◆ **Data provided**:
========
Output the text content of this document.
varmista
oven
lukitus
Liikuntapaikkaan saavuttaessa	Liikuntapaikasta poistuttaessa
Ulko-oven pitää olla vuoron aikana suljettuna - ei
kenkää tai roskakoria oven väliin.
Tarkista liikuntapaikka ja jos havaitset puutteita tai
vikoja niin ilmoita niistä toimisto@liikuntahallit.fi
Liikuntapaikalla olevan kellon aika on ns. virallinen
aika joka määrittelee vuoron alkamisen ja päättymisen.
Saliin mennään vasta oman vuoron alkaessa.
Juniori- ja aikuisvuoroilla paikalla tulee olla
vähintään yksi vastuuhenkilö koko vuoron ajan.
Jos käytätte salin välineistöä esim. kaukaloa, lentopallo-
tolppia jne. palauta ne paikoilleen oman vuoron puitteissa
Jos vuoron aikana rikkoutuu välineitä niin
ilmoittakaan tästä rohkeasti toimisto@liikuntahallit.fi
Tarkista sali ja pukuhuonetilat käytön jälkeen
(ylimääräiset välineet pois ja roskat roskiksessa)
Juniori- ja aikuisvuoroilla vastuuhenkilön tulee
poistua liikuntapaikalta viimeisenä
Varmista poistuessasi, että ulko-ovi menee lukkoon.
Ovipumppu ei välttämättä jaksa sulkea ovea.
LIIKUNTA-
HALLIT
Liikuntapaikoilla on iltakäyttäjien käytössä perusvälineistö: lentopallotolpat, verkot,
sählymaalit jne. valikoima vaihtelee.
========
◆ **Work to be completed**:
Give the number of lines in the data that include the string "oven", please, and nothing else.

◆ **Task response**:
3